**Directions for this task:** Collect every row below that contains the string "localhost" and copy each of those rows in full. The match is case-sensitive.

┌─ Records provided

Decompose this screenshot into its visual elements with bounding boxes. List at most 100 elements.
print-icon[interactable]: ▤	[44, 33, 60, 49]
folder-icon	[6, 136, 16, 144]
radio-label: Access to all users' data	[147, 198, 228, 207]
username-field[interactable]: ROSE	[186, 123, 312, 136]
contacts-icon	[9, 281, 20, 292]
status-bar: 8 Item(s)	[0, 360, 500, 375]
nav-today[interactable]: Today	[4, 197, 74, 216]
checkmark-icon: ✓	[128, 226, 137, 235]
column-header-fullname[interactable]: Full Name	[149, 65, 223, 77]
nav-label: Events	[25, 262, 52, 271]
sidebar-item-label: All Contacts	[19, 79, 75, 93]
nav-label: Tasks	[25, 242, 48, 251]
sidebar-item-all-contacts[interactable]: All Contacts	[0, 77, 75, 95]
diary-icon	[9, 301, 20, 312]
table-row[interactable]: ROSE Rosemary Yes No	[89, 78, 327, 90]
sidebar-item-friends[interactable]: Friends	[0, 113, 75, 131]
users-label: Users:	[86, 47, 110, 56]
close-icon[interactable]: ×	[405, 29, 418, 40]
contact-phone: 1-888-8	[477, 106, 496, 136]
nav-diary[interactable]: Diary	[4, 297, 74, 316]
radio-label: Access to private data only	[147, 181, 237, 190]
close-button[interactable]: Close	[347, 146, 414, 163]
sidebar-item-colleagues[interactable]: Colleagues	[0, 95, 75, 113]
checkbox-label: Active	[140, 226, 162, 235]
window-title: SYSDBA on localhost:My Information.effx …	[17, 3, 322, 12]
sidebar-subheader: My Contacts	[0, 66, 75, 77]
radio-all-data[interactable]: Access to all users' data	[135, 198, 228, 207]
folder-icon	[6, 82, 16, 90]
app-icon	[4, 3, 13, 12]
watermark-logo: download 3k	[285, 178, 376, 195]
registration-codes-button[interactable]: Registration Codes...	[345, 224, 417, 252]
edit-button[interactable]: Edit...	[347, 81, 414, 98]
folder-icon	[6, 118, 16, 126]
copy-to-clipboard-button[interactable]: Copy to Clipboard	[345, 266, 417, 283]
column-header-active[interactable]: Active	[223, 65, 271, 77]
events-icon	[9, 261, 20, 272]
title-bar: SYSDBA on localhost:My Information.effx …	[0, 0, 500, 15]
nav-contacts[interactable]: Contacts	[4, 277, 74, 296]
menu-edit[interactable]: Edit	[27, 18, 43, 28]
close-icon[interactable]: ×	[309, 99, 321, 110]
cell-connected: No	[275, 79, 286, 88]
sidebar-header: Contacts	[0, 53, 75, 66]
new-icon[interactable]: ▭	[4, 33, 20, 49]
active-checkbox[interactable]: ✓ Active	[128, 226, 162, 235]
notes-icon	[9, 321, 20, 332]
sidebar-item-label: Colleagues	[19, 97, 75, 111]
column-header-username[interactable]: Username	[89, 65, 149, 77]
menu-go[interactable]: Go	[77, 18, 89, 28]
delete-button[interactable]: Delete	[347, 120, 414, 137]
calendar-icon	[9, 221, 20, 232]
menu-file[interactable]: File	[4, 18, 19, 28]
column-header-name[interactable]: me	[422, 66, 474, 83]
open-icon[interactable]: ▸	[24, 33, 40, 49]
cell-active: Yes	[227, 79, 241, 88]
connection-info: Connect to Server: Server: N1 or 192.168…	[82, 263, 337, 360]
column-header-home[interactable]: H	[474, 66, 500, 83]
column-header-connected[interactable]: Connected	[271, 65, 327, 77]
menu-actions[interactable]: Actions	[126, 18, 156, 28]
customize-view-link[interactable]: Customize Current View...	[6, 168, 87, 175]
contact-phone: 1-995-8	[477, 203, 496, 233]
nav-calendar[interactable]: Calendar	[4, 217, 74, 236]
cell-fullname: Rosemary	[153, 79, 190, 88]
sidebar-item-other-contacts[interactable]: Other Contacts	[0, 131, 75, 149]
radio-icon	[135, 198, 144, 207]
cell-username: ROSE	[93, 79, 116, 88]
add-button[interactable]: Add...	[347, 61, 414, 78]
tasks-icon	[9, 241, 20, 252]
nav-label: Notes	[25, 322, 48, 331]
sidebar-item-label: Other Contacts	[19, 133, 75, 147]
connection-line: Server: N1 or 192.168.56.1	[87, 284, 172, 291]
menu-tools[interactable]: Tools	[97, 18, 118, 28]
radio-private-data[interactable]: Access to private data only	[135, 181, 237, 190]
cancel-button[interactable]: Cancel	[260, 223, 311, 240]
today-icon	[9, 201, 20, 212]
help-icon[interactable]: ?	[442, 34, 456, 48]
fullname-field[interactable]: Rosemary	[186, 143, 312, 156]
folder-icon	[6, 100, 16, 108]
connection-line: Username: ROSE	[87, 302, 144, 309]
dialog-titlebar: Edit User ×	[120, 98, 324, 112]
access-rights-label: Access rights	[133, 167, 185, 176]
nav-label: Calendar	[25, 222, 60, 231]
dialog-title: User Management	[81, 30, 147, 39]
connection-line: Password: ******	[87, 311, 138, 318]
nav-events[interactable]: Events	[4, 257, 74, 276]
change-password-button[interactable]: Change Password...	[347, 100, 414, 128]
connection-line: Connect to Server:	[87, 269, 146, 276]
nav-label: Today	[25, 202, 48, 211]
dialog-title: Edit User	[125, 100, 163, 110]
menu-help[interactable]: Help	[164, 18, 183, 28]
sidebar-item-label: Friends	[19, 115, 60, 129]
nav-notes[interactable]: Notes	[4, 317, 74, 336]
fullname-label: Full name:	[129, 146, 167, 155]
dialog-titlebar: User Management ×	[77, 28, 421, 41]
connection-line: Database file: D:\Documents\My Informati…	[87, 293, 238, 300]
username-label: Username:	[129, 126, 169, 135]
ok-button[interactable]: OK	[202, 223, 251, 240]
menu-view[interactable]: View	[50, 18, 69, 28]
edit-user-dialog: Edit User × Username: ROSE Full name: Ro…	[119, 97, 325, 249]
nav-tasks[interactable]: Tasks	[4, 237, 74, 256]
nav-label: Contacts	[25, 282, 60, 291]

└─

**Solution to the problem:**
window-title: SYSDBA on localhost:My Information.effx …	[17, 3, 322, 12]
title-bar: SYSDBA on localhost:My Information.effx …	[0, 0, 500, 15]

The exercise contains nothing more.